--- YOUR GOAL ---
Extract the rows verbatim, starting with the first one and continuing through the row that contains "sticker-eye-icon <box>846 923 880 957</box>", inclusive. Stop after that row.

[Layout coordinate data]
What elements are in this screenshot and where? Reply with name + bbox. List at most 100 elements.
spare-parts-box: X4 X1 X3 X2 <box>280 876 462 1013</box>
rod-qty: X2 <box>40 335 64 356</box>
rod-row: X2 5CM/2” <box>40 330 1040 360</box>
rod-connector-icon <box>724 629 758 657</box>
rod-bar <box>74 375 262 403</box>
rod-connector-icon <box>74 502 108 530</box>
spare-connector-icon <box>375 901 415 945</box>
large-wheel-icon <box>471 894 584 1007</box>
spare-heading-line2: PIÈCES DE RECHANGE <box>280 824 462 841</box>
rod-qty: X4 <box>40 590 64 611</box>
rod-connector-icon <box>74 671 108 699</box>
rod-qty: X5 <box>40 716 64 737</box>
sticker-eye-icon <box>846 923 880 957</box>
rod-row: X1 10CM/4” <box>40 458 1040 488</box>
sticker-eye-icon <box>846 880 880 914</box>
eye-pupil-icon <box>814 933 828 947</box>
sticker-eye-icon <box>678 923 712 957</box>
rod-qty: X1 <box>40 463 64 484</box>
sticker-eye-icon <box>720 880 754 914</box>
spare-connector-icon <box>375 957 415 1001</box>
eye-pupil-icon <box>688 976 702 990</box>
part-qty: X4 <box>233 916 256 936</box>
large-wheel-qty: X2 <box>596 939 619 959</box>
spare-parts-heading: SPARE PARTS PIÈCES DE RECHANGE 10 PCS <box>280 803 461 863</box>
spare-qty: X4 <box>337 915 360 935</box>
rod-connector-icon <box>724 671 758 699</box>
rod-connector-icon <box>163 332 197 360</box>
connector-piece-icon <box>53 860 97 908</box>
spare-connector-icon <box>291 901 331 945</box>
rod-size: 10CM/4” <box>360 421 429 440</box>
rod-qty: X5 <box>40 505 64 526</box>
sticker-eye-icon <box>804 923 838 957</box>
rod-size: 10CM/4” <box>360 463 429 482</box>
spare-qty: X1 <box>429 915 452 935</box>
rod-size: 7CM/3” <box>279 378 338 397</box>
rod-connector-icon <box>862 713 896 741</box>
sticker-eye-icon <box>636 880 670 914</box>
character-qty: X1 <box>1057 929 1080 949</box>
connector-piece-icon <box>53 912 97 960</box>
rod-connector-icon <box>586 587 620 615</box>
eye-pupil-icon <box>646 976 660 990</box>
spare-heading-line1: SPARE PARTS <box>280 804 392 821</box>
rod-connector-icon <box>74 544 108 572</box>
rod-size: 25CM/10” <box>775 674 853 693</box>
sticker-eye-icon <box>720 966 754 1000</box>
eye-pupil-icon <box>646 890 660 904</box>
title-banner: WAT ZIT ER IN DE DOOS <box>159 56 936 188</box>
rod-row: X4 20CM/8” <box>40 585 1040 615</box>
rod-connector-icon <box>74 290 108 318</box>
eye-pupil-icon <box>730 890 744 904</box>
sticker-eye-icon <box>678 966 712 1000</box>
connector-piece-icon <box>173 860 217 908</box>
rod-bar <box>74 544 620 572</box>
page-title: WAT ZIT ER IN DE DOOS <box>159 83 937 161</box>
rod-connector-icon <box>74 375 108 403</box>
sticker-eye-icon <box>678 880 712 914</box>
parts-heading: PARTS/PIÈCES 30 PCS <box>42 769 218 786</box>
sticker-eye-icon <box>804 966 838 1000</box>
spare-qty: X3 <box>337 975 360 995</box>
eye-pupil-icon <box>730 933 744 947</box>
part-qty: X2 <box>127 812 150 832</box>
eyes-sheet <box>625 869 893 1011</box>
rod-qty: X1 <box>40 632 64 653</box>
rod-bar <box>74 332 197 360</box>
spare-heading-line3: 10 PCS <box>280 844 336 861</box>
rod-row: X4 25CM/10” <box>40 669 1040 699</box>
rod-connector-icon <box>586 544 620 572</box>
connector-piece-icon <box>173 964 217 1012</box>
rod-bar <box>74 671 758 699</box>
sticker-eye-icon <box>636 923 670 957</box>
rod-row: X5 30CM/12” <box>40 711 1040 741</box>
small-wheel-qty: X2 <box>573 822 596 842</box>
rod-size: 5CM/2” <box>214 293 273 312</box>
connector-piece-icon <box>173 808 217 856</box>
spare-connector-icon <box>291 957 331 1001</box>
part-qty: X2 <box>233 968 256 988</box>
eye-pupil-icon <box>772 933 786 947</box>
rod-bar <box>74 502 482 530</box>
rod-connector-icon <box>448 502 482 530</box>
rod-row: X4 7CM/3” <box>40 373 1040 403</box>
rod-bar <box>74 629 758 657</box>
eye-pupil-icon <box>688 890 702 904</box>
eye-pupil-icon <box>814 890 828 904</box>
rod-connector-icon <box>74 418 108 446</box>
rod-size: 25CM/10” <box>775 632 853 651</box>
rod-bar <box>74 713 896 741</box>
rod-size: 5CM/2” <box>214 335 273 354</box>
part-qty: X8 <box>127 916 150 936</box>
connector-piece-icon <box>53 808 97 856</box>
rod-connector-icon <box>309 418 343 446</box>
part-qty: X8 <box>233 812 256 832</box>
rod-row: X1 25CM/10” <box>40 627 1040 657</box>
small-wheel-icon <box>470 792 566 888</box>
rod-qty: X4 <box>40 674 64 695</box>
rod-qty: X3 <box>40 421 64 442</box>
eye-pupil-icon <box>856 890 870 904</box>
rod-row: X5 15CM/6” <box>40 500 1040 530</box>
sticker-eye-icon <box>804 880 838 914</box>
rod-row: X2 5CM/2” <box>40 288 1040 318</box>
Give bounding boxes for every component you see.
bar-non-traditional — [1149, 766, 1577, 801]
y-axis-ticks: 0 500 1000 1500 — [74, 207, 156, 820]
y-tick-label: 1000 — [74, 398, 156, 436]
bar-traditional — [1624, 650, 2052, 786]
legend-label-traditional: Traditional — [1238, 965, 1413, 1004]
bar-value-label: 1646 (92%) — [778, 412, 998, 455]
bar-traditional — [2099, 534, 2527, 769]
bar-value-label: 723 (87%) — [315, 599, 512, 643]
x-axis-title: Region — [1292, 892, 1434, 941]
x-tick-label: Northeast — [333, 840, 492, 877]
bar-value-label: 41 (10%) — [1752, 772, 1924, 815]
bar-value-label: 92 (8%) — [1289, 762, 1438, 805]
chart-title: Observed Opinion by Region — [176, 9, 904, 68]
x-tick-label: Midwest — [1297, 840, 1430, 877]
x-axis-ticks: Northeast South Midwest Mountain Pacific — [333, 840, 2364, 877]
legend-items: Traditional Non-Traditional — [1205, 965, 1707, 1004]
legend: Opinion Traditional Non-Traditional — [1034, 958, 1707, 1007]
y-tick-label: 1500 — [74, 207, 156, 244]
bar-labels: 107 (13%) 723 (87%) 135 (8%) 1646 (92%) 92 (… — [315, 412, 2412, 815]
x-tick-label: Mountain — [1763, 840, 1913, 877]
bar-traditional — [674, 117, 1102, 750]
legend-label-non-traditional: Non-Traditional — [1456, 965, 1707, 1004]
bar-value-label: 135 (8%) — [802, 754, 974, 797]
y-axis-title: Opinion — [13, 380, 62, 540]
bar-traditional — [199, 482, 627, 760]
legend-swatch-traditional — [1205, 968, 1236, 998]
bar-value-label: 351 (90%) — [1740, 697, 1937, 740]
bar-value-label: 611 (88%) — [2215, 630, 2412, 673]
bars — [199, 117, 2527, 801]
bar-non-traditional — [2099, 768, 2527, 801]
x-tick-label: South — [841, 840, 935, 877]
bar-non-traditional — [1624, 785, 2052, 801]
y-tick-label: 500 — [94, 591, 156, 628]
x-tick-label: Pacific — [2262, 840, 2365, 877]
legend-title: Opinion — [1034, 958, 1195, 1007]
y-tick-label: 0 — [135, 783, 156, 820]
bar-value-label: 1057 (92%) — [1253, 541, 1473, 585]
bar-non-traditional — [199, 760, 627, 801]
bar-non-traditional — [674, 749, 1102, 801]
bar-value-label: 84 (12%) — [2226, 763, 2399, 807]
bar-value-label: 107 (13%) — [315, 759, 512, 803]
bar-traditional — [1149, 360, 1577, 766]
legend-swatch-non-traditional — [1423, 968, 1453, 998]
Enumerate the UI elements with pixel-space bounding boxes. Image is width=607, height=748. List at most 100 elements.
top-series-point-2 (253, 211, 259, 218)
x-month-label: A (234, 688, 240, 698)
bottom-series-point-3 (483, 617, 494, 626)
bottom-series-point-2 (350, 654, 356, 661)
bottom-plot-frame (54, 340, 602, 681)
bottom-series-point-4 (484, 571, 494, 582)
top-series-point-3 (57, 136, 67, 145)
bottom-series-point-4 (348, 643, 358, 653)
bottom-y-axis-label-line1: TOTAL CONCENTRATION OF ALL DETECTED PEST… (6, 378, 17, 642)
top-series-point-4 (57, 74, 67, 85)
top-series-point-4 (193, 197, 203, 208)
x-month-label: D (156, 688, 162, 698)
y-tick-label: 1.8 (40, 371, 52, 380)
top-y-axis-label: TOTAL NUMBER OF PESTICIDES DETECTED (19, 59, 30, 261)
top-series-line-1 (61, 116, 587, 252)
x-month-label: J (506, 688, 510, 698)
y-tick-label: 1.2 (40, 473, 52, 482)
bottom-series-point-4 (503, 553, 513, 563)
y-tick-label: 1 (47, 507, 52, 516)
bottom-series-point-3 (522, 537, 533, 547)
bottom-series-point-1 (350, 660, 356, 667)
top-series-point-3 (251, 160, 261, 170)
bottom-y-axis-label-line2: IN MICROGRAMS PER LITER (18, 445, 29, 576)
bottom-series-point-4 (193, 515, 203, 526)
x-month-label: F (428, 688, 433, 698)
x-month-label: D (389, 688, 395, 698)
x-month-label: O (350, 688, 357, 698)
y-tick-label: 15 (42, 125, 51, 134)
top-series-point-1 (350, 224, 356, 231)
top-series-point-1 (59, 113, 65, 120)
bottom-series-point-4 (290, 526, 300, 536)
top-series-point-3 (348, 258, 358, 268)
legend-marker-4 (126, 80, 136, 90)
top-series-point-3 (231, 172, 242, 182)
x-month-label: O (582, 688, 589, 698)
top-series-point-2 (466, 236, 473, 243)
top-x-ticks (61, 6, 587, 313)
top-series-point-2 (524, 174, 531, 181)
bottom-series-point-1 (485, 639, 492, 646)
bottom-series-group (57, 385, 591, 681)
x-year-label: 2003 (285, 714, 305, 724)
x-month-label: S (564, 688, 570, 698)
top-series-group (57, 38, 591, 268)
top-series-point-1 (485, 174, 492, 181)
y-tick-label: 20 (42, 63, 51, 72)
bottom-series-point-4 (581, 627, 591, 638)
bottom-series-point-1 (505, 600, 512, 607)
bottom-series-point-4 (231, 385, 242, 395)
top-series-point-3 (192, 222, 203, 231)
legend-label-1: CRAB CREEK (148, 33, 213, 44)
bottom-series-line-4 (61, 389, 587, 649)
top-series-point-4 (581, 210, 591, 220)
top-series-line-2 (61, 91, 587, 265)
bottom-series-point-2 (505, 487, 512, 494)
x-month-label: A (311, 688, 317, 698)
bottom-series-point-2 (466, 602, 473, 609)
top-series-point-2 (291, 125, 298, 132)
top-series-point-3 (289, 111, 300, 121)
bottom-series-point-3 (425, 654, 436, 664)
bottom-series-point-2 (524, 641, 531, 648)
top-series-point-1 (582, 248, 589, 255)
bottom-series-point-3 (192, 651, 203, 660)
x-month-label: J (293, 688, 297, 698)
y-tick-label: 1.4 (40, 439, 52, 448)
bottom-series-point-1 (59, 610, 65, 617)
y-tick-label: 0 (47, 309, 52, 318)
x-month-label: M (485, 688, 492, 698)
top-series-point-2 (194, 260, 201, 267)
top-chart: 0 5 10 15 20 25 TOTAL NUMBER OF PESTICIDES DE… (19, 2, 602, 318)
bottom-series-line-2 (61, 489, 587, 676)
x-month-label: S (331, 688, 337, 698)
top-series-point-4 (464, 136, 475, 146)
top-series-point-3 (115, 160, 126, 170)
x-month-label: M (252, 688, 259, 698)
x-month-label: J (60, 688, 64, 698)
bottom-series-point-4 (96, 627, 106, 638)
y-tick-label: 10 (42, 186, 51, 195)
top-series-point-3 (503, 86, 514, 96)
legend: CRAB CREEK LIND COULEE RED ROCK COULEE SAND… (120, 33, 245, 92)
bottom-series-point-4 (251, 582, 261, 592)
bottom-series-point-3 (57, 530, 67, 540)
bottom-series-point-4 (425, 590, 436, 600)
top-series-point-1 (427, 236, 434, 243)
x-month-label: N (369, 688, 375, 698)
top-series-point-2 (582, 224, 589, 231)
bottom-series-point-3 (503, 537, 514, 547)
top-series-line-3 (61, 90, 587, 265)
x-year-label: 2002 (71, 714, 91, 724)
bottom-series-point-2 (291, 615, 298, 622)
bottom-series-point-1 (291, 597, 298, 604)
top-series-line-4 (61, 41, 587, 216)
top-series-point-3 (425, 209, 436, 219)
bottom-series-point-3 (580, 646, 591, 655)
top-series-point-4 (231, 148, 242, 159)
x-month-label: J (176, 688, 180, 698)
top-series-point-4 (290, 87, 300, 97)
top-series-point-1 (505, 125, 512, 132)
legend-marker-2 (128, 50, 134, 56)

--- ANSWER TO THIS TASK ---
What elements are in this screenshot and where? Reply with name + bbox. List at most 100 elements.
spare-parts-box: X4 X1 X3 X2 <box>280 876 462 1013</box>
rod-qty: X2 <box>40 335 64 356</box>
rod-row: X2 5CM/2” <box>40 330 1040 360</box>
rod-connector-icon <box>724 629 758 657</box>
rod-bar <box>74 375 262 403</box>
rod-connector-icon <box>74 502 108 530</box>
spare-connector-icon <box>375 901 415 945</box>
large-wheel-icon <box>471 894 584 1007</box>
spare-heading-line2: PIÈCES DE RECHANGE <box>280 824 462 841</box>
rod-qty: X4 <box>40 590 64 611</box>
rod-connector-icon <box>74 671 108 699</box>
rod-qty: X5 <box>40 716 64 737</box>
sticker-eye-icon <box>846 923 880 957</box>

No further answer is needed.